Copy out each line that has "computational" in it.

--- BEGIN EXERCISE INPUT ---

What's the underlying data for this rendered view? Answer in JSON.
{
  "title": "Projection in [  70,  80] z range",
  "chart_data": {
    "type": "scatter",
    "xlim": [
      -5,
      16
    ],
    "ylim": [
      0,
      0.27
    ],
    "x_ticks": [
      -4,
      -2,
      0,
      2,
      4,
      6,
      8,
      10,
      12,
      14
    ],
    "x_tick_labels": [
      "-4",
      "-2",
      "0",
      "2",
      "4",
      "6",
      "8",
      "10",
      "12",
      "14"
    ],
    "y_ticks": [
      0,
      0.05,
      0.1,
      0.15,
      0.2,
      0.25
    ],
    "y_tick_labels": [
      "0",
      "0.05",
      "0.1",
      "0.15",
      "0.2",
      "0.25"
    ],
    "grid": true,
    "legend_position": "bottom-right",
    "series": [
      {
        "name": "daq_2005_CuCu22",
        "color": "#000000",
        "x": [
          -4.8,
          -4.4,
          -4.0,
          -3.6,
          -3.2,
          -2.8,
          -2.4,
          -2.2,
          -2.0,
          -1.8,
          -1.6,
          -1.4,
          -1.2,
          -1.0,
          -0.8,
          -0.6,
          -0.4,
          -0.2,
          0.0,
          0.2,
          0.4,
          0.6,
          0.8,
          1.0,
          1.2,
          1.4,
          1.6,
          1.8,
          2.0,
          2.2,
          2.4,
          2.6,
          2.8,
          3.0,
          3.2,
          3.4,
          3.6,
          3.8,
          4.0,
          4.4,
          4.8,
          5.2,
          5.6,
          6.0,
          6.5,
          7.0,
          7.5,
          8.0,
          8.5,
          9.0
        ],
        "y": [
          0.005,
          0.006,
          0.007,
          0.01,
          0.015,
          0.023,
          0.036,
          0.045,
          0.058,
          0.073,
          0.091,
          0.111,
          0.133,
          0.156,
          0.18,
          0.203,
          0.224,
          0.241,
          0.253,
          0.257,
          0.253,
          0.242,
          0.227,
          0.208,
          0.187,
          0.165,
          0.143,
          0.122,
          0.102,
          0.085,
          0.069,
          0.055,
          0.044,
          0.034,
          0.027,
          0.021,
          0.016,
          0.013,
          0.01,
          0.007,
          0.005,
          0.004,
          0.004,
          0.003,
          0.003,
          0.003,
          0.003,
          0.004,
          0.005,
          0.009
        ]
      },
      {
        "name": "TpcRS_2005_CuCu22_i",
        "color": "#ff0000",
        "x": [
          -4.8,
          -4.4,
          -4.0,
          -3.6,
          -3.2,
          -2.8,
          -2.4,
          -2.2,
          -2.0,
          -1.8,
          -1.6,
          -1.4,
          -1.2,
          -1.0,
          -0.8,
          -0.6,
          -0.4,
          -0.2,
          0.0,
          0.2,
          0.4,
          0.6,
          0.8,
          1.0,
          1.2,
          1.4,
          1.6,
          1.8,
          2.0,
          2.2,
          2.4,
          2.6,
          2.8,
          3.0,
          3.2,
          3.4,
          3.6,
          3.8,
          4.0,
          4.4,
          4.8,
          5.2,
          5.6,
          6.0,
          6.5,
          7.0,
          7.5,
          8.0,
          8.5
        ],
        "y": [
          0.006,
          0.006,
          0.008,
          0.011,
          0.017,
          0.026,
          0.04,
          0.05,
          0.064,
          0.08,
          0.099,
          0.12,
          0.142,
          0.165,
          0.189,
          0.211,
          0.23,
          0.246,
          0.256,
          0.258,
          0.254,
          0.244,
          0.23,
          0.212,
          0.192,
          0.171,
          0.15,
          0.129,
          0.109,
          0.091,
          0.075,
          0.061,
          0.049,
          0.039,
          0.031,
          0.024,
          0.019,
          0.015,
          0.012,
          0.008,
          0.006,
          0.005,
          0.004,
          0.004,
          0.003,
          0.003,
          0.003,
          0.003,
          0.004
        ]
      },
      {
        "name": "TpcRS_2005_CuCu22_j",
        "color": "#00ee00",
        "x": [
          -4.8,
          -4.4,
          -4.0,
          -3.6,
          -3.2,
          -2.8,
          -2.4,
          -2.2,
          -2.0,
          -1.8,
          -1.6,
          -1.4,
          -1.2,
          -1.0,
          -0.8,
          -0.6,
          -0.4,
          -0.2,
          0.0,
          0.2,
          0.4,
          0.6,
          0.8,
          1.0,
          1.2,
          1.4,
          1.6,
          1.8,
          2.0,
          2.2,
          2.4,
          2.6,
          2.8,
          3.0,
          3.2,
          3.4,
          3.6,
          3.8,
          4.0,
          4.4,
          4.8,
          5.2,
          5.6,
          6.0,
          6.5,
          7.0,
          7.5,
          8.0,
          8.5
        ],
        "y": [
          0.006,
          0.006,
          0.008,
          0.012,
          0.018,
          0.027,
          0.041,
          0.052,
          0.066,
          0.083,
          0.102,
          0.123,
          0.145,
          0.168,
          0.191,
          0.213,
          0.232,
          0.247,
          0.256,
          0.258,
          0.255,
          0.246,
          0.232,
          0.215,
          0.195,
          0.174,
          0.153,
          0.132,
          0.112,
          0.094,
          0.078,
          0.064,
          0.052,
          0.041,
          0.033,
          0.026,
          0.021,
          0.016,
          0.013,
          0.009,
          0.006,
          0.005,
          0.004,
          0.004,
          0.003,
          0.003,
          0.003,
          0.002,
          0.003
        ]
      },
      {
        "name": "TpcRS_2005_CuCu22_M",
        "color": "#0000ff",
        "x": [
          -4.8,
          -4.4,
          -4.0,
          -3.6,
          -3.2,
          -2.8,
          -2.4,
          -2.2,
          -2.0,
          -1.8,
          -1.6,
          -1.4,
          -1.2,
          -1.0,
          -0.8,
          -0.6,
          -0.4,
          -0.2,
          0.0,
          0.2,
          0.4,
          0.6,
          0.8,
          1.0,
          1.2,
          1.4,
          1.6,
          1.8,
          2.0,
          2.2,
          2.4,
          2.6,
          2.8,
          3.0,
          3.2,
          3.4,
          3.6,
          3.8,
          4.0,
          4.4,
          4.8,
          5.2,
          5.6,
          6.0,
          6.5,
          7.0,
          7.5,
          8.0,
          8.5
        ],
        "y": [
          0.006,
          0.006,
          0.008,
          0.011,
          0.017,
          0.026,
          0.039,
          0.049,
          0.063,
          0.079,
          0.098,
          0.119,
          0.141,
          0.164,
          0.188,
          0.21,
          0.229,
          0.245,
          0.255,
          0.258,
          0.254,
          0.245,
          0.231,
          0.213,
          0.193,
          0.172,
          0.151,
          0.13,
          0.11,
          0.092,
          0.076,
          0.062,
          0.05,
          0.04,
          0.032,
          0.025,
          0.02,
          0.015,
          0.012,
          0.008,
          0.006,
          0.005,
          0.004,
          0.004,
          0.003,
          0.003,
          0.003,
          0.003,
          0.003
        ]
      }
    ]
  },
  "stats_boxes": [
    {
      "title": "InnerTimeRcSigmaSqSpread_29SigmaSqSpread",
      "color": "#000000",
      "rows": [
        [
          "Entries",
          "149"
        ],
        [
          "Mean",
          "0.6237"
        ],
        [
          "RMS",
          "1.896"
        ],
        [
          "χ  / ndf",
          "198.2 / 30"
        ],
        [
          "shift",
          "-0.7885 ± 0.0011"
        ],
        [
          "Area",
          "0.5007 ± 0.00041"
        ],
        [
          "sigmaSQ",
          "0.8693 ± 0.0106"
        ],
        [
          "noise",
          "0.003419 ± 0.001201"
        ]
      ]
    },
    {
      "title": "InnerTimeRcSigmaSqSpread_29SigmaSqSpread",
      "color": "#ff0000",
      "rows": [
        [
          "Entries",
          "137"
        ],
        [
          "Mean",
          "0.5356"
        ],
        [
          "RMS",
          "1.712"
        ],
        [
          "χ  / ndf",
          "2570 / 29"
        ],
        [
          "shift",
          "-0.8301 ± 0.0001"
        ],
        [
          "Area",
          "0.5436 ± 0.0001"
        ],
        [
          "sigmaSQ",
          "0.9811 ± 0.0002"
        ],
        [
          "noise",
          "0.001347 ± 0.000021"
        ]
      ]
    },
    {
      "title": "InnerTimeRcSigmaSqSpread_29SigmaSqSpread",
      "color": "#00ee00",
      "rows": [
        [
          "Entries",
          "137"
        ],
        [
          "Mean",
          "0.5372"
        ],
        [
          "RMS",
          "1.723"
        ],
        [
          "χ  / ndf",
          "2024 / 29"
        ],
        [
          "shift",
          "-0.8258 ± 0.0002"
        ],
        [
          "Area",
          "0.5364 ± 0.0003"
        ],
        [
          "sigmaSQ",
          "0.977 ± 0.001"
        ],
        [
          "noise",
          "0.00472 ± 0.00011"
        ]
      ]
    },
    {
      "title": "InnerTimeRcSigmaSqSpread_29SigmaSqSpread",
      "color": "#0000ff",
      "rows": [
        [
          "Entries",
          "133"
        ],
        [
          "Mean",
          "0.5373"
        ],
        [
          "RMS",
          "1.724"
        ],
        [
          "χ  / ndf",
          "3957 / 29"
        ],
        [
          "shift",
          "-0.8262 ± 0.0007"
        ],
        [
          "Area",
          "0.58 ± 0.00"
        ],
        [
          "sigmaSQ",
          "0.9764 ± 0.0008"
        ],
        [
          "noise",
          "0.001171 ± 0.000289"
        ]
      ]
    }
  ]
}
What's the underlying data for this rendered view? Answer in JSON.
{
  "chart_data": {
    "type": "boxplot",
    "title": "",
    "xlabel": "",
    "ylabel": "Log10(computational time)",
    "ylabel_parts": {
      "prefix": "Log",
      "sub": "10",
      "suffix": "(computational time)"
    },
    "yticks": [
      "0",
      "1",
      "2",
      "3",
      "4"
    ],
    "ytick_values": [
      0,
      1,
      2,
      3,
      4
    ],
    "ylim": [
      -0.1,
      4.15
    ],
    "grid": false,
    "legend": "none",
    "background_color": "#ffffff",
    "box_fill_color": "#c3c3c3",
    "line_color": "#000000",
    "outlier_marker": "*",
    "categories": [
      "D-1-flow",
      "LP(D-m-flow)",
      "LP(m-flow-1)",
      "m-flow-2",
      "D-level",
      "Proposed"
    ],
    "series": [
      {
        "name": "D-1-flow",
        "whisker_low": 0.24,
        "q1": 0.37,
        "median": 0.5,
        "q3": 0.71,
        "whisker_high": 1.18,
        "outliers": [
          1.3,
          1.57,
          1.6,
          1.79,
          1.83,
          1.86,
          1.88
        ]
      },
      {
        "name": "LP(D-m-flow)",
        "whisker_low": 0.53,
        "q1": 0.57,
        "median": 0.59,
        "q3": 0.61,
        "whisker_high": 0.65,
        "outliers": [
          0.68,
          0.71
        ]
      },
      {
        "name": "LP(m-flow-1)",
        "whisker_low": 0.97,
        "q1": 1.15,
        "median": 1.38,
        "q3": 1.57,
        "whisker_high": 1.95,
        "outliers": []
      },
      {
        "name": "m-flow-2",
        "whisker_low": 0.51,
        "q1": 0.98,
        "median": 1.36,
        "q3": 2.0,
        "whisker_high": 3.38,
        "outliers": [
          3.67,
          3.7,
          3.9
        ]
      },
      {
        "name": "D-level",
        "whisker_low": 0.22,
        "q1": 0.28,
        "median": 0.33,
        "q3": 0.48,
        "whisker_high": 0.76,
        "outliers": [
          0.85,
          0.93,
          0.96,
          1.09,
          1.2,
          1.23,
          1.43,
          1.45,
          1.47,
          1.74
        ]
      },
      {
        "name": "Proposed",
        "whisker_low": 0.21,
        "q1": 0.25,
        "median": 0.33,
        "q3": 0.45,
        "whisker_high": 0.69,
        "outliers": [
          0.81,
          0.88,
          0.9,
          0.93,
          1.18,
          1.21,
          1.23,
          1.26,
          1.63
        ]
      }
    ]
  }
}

--- END EXERCISE INPUT ---

-- SOLUTION --
    "ylabel": "Log10(computational time)",
      "suffix": "(computational time)"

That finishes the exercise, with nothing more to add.